PROBLEM TO SOLVE » State how many lines of the entries hold the string "TINTO", and output nothing but that count.

TASK DATA »
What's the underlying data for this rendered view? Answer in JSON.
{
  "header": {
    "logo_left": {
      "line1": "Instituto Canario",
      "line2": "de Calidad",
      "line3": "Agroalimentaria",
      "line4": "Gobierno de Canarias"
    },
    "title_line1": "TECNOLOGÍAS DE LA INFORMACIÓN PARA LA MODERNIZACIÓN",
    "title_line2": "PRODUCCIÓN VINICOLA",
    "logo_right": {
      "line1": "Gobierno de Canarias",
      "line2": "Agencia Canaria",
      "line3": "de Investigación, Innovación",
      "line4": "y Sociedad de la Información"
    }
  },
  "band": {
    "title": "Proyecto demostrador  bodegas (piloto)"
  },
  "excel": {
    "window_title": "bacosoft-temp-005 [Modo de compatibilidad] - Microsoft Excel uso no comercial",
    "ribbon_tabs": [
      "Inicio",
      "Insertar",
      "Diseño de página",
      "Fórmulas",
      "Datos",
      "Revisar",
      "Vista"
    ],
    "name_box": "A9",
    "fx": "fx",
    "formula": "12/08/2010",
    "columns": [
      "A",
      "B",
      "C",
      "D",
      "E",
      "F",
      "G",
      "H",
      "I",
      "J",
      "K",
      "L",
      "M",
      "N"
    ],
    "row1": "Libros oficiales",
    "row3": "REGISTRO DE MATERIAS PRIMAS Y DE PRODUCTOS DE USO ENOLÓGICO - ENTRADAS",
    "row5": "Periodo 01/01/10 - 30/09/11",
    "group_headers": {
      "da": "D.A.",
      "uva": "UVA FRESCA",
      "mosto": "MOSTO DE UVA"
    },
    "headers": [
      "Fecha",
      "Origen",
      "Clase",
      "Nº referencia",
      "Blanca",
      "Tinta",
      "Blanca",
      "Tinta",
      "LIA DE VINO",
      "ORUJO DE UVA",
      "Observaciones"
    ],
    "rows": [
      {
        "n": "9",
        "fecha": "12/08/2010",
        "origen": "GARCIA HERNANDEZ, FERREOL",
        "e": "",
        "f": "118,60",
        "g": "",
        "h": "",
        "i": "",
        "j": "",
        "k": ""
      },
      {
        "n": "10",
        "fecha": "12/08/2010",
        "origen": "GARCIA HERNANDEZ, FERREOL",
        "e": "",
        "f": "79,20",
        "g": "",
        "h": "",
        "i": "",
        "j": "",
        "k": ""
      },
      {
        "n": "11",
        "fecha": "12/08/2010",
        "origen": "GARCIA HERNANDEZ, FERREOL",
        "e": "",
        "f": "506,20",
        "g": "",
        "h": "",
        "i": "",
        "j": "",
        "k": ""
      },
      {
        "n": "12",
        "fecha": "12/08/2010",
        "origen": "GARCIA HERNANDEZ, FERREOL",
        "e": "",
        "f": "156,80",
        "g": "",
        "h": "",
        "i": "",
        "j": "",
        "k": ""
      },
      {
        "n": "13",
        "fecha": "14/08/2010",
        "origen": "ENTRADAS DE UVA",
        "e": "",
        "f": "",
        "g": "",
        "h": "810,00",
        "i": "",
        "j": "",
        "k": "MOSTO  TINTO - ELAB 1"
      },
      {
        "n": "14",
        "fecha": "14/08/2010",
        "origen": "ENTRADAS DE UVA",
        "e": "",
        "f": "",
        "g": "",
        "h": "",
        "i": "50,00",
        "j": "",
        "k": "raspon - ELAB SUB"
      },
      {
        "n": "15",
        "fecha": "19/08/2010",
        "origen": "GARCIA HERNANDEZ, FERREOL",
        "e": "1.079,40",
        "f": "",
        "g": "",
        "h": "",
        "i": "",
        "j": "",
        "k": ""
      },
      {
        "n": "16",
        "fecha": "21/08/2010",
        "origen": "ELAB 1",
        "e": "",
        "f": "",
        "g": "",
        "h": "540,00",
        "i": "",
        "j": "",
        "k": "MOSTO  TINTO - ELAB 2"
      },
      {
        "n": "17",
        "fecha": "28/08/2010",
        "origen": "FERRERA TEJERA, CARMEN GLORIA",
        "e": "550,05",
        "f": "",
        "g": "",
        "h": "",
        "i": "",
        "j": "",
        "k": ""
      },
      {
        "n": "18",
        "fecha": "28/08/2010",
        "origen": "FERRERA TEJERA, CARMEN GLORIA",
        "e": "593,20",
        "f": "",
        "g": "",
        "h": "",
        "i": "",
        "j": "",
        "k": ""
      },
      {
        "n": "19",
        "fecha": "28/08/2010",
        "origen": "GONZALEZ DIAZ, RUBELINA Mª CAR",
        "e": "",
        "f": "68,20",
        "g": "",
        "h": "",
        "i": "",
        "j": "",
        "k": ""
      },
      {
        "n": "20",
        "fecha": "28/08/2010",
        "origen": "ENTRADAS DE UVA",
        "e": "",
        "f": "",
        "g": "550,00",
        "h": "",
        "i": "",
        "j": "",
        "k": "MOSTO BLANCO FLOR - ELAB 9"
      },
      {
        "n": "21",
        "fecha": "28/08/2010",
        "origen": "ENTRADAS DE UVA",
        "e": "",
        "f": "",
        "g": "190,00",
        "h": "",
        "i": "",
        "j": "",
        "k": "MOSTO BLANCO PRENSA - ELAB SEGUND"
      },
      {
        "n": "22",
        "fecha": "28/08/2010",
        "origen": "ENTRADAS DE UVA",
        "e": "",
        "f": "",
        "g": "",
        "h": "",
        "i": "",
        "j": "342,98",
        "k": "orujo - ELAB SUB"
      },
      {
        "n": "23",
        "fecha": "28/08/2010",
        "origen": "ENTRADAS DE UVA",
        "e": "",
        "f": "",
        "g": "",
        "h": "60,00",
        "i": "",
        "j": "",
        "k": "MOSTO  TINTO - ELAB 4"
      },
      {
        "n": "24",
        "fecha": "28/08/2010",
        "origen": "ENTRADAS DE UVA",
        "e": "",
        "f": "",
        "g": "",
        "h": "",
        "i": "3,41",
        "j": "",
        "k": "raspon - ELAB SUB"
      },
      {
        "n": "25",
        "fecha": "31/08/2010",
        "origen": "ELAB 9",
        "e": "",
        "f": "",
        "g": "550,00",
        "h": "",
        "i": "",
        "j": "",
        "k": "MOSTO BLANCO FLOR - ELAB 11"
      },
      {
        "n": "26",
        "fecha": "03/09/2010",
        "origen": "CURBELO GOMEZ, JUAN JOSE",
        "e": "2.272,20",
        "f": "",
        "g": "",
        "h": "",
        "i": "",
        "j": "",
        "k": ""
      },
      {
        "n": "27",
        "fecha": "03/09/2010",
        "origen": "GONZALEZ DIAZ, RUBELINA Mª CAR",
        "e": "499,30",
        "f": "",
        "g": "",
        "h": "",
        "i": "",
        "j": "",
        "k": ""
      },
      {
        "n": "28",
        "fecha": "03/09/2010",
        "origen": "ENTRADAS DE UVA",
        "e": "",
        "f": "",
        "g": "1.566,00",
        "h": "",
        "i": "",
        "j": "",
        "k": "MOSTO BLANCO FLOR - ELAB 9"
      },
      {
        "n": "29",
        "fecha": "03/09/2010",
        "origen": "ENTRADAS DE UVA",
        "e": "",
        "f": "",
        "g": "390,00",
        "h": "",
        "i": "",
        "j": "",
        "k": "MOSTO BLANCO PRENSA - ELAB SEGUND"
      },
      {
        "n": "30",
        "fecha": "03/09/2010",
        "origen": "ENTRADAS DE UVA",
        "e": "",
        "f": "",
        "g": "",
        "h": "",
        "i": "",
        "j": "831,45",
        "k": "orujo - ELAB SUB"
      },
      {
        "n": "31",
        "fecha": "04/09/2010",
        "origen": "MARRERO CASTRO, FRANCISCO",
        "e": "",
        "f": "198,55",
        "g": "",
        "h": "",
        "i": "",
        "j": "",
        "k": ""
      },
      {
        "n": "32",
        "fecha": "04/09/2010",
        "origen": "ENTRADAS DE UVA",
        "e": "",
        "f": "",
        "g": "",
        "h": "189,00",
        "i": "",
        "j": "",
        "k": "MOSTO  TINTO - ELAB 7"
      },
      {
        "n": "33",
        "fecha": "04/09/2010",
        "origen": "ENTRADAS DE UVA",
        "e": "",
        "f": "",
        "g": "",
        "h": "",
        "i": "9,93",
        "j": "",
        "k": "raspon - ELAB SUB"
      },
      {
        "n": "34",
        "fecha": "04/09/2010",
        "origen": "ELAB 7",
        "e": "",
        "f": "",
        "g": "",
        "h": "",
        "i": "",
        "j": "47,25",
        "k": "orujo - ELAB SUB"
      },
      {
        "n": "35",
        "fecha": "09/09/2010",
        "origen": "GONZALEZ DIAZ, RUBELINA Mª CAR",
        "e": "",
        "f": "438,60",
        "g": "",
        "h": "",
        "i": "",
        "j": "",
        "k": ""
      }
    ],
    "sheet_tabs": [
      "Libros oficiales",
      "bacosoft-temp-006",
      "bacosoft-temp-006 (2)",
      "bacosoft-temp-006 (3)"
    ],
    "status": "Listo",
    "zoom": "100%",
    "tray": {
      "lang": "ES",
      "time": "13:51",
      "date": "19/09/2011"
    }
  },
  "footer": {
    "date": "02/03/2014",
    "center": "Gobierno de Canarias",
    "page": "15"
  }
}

OUTPUT » 4